Figure collection entries:

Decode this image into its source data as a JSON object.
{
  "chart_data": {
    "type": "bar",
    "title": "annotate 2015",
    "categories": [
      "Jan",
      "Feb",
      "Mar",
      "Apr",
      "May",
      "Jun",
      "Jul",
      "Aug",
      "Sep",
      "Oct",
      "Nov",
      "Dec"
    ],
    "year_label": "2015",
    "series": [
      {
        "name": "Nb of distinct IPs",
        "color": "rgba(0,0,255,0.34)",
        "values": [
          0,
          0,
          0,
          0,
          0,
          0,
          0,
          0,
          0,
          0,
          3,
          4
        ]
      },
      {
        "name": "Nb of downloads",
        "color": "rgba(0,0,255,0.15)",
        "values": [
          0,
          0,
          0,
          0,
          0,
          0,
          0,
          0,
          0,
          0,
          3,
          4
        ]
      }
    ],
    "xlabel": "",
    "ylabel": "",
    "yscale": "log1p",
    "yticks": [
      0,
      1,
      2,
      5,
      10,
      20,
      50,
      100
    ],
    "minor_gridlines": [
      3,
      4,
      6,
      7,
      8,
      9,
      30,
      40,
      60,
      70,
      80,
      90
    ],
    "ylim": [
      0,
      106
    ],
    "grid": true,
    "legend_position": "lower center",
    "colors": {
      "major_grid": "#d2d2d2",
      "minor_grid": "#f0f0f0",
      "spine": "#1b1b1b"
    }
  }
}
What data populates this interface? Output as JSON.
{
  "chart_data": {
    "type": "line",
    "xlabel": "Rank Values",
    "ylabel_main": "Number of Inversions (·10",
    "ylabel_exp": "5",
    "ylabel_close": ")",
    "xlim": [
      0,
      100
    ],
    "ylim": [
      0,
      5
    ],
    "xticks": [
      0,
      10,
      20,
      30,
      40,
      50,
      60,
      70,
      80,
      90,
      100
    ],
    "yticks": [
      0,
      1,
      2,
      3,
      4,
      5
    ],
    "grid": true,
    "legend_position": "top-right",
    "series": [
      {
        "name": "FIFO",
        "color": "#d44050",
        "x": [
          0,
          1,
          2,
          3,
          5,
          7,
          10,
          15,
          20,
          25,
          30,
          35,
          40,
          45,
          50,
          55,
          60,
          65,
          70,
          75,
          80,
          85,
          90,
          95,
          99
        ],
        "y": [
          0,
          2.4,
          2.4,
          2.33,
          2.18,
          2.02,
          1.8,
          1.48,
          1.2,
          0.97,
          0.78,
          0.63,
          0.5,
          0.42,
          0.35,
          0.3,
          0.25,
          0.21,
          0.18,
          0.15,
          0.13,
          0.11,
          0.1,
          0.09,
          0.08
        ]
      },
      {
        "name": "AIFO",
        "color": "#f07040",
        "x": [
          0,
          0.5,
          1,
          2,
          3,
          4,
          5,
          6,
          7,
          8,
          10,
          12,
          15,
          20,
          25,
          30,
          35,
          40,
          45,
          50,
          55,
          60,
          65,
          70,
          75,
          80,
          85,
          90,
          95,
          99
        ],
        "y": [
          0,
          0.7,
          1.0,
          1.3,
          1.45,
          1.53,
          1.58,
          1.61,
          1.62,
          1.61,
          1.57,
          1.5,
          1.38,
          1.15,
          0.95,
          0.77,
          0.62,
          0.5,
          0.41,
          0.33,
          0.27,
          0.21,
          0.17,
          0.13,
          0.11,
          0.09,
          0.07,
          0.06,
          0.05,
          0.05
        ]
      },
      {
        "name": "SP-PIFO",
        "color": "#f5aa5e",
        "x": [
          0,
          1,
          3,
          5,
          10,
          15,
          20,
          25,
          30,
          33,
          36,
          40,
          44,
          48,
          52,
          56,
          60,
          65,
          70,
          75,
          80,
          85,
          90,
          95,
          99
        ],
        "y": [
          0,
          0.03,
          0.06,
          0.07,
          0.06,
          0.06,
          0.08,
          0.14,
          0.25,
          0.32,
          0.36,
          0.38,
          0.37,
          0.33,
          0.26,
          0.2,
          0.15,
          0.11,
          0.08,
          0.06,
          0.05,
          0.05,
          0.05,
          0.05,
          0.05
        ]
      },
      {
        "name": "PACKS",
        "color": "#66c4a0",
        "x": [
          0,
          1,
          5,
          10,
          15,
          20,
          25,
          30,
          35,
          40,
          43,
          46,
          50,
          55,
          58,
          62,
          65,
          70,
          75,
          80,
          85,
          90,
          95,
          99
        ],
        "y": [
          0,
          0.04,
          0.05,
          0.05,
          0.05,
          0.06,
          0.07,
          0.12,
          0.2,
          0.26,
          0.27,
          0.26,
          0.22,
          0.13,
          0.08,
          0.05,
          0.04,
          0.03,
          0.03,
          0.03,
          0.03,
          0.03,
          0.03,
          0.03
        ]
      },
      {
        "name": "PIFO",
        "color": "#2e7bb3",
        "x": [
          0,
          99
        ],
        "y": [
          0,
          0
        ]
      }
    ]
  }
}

**EXERCISE INSTRUCTIONS**:
Give the complete listing a second time, exactly as it reads.

**RESPONSE BELOW**:
Decode this image into its source data as a JSON object.
{
  "chart_data": {
    "type": "bar",
    "title": "annotate 2015",
    "categories": [
      "Jan",
      "Feb",
      "Mar",
      "Apr",
      "May",
      "Jun",
      "Jul",
      "Aug",
      "Sep",
      "Oct",
      "Nov",
      "Dec"
    ],
    "year_label": "2015",
    "series": [
      {
        "name": "Nb of distinct IPs",
        "color": "rgba(0,0,255,0.34)",
        "values": [
          0,
          0,
          0,
          0,
          0,
          0,
          0,
          0,
          0,
          0,
          3,
          4
        ]
      },
      {
        "name": "Nb of downloads",
        "color": "rgba(0,0,255,0.15)",
        "values": [
          0,
          0,
          0,
          0,
          0,
          0,
          0,
          0,
          0,
          0,
          3,
          4
        ]
      }
    ],
    "xlabel": "",
    "ylabel": "",
    "yscale": "log1p",
    "yticks": [
      0,
      1,
      2,
      5,
      10,
      20,
      50,
      100
    ],
    "minor_gridlines": [
      3,
      4,
      6,
      7,
      8,
      9,
      30,
      40,
      60,
      70,
      80,
      90
    ],
    "ylim": [
      0,
      106
    ],
    "grid": true,
    "legend_position": "lower center",
    "colors": {
      "major_grid": "#d2d2d2",
      "minor_grid": "#f0f0f0",
      "spine": "#1b1b1b"
    }
  }
}
What data populates this interface? Output as JSON.
{
  "chart_data": {
    "type": "line",
    "xlabel": "Rank Values",
    "ylabel_main": "Number of Inversions (·10",
    "ylabel_exp": "5",
    "ylabel_close": ")",
    "xlim": [
      0,
      100
    ],
    "ylim": [
      0,
      5
    ],
    "xticks": [
      0,
      10,
      20,
      30,
      40,
      50,
      60,
      70,
      80,
      90,
      100
    ],
    "yticks": [
      0,
      1,
      2,
      3,
      4,
      5
    ],
    "grid": true,
    "legend_position": "top-right",
    "series": [
      {
        "name": "FIFO",
        "color": "#d44050",
        "x": [
          0,
          1,
          2,
          3,
          5,
          7,
          10,
          15,
          20,
          25,
          30,
          35,
          40,
          45,
          50,
          55,
          60,
          65,
          70,
          75,
          80,
          85,
          90,
          95,
          99
        ],
        "y": [
          0,
          2.4,
          2.4,
          2.33,
          2.18,
          2.02,
          1.8,
          1.48,
          1.2,
          0.97,
          0.78,
          0.63,
          0.5,
          0.42,
          0.35,
          0.3,
          0.25,
          0.21,
          0.18,
          0.15,
          0.13,
          0.11,
          0.1,
          0.09,
          0.08
        ]
      },
      {
        "name": "AIFO",
        "color": "#f07040",
        "x": [
          0,
          0.5,
          1,
          2,
          3,
          4,
          5,
          6,
          7,
          8,
          10,
          12,
          15,
          20,
          25,
          30,
          35,
          40,
          45,
          50,
          55,
          60,
          65,
          70,
          75,
          80,
          85,
          90,
          95,
          99
        ],
        "y": [
          0,
          0.7,
          1.0,
          1.3,
          1.45,
          1.53,
          1.58,
          1.61,
          1.62,
          1.61,
          1.57,
          1.5,
          1.38,
          1.15,
          0.95,
          0.77,
          0.62,
          0.5,
          0.41,
          0.33,
          0.27,
          0.21,
          0.17,
          0.13,
          0.11,
          0.09,
          0.07,
          0.06,
          0.05,
          0.05
        ]
      },
      {
        "name": "SP-PIFO",
        "color": "#f5aa5e",
        "x": [
          0,
          1,
          3,
          5,
          10,
          15,
          20,
          25,
          30,
          33,
          36,
          40,
          44,
          48,
          52,
          56,
          60,
          65,
          70,
          75,
          80,
          85,
          90,
          95,
          99
        ],
        "y": [
          0,
          0.03,
          0.06,
          0.07,
          0.06,
          0.06,
          0.08,
          0.14,
          0.25,
          0.32,
          0.36,
          0.38,
          0.37,
          0.33,
          0.26,
          0.2,
          0.15,
          0.11,
          0.08,
          0.06,
          0.05,
          0.05,
          0.05,
          0.05,
          0.05
        ]
      },
      {
        "name": "PACKS",
        "color": "#66c4a0",
        "x": [
          0,
          1,
          5,
          10,
          15,
          20,
          25,
          30,
          35,
          40,
          43,
          46,
          50,
          55,
          58,
          62,
          65,
          70,
          75,
          80,
          85,
          90,
          95,
          99
        ],
        "y": [
          0,
          0.04,
          0.05,
          0.05,
          0.05,
          0.06,
          0.07,
          0.12,
          0.2,
          0.26,
          0.27,
          0.26,
          0.22,
          0.13,
          0.08,
          0.05,
          0.04,
          0.03,
          0.03,
          0.03,
          0.03,
          0.03,
          0.03,
          0.03
        ]
      },
      {
        "name": "PIFO",
        "color": "#2e7bb3",
        "x": [
          0,
          99
        ],
        "y": [
          0,
          0
        ]
      }
    ]
  }
}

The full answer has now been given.